AIM OF THE EXERCISE —
Your reply should be one number: the count of lines holding the word "each".
··· EXERCISE MATERIAL ···
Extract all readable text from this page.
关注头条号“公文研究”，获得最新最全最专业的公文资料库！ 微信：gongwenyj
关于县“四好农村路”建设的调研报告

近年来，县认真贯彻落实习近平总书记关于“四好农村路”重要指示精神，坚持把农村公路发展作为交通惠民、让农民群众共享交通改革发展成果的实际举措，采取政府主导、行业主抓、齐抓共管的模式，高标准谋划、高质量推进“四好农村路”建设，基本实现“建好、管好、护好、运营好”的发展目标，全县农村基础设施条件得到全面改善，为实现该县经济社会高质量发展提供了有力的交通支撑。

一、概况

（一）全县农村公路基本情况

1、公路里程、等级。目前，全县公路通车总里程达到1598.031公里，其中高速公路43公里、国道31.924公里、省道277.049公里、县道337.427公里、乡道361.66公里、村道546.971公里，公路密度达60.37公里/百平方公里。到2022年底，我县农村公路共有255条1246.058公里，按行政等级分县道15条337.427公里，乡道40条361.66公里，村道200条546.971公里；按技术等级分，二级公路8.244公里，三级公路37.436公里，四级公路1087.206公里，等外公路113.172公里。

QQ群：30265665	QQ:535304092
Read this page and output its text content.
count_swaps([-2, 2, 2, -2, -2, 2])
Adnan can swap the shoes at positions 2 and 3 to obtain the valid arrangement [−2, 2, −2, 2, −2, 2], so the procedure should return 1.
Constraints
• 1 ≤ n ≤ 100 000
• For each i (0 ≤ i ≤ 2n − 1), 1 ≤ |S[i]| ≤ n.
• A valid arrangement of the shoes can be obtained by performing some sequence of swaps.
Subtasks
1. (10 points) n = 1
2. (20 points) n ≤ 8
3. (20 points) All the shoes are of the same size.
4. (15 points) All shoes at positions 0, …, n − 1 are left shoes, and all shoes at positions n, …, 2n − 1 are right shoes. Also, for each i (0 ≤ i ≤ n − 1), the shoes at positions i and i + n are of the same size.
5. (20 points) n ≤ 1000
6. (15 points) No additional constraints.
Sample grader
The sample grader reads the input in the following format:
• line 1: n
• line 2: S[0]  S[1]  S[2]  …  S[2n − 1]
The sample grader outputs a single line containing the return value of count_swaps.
···
ANSWER BELOW —
2